Saved entries:
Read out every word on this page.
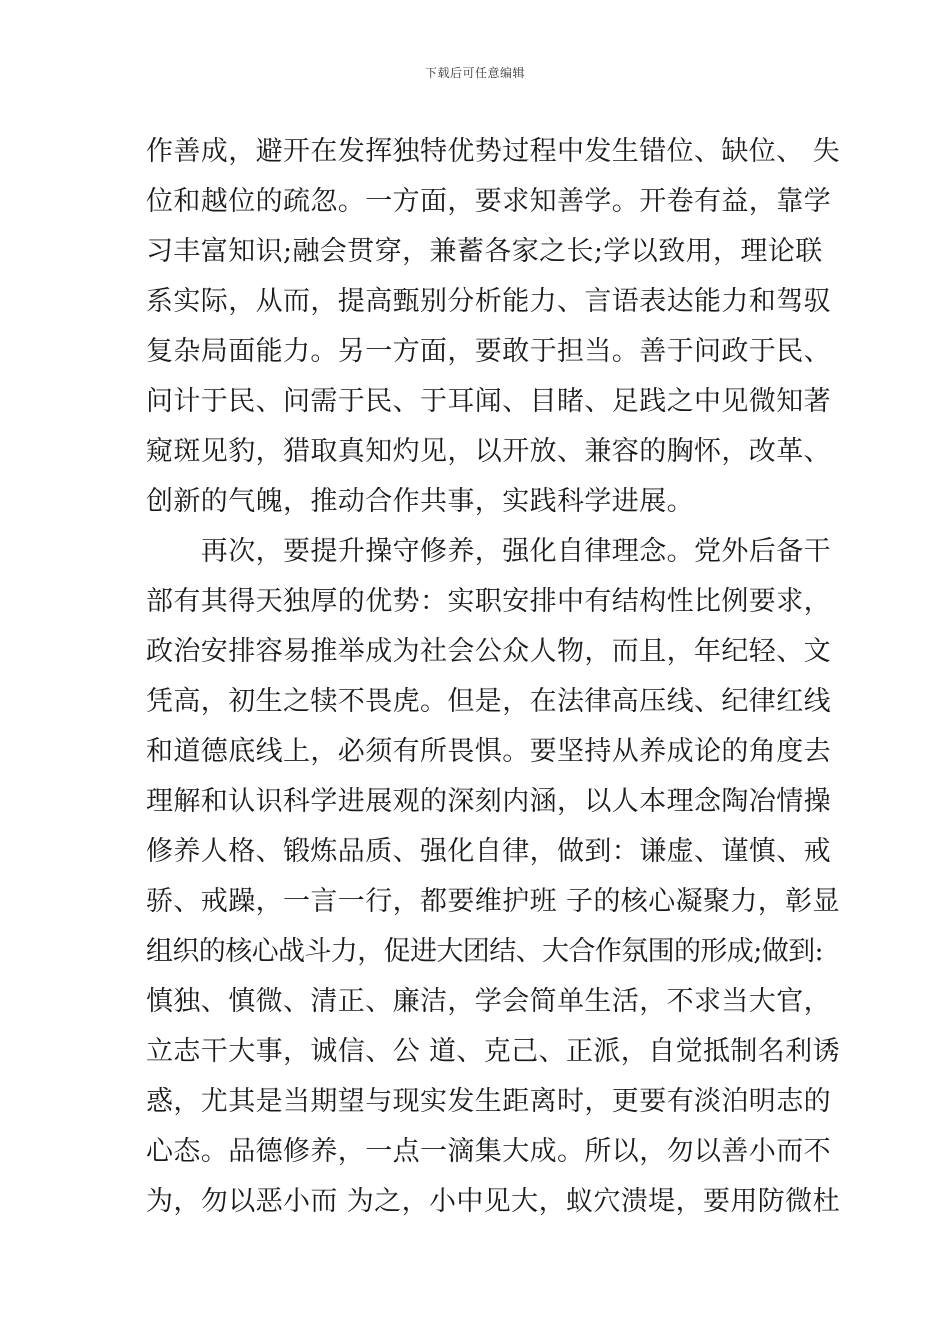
下载后可任意编辑
作善成，避开在发挥独特优势过程中发生错位、缺位、 失
位和越位的疏忽。一方面，要求知善学。开卷有益，靠学
习丰富知识;融会贯穿，兼蓄各家之长;学以致用，理论联
系实际，从而，提高甄别分析能力、言语表达能力和驾驭
复杂局面能力。另一方面，要敢于担当。善于问政于民、
问计于民、问需于民、于耳闻、目睹、足践之中见微知著
窥斑见豹，猎取真知灼见，以开放、兼容的胸怀，改革、
创新的气魄，推动合作共事，实践科学进展。
　　再次，要提升操守修养，强化自律理念。党外后备干
部有其得天独厚的优势：实职安排中有结构性比例要求，
政治安排容易推举成为社会公众人物，而且，年纪轻、文
凭高，初生之犊不畏虎。但是，在法律高压线、纪律红线
和道德底线上，必须有所畏惧。要坚持从养成论的角度去
理解和认识科学进展观的深刻内涵，以人本理念陶冶情操
修养人格、锻炼品质、强化自律，做到：谦虚、谨慎、戒
骄、戒躁，一言一行，都要维护班 子的核心凝聚力，彰显
组织的核心战斗力，促进大团结、大合作氛围的形成;做到:
慎独、慎微、清正、廉洁，学会简单生活，不求当大官，
立志干大事，诚信、公 道、克己、正派，自觉抵制名利诱
惑，尤其是当期望与现实发生距离时，更要有淡泊明志的
心态。品德修养，一点一滴集大成。所以，勿以善小而不
为，勿以恶小而 为之，小中见大，蚁穴溃堤，要用防微杜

▶ _EXERCISE DESCRIPTION_
The pictures should not be reproduced; quote all of the other material exactly.

▶ _WRITTEN SOLUTION_
Read out every word on this page.
下载后可任意编辑
作善成，避开在发挥独特优势过程中发生错位、缺位、 失
位和越位的疏忽。一方面，要求知善学。开卷有益，靠学
习丰富知识;融会贯穿，兼蓄各家之长;学以致用，理论联
系实际，从而，提高甄别分析能力、言语表达能力和驾驭
复杂局面能力。另一方面，要敢于担当。善于问政于民、
问计于民、问需于民、于耳闻、目睹、足践之中见微知著
窥斑见豹，猎取真知灼见，以开放、兼容的胸怀，改革、
创新的气魄，推动合作共事，实践科学进展。
　　再次，要提升操守修养，强化自律理念。党外后备干
部有其得天独厚的优势：实职安排中有结构性比例要求，
政治安排容易推举成为社会公众人物，而且，年纪轻、文
凭高，初生之犊不畏虎。但是，在法律高压线、纪律红线
和道德底线上，必须有所畏惧。要坚持从养成论的角度去
理解和认识科学进展观的深刻内涵，以人本理念陶冶情操
修养人格、锻炼品质、强化自律，做到：谦虚、谨慎、戒
骄、戒躁，一言一行，都要维护班 子的核心凝聚力，彰显
组织的核心战斗力，促进大团结、大合作氛围的形成;做到:
慎独、慎微、清正、廉洁，学会简单生活，不求当大官，
立志干大事，诚信、公 道、克己、正派，自觉抵制名利诱
惑，尤其是当期望与现实发生距离时，更要有淡泊明志的
心态。品德修养，一点一滴集大成。所以，勿以善小而不
为，勿以恶小而 为之，小中见大，蚁穴溃堤，要用防微杜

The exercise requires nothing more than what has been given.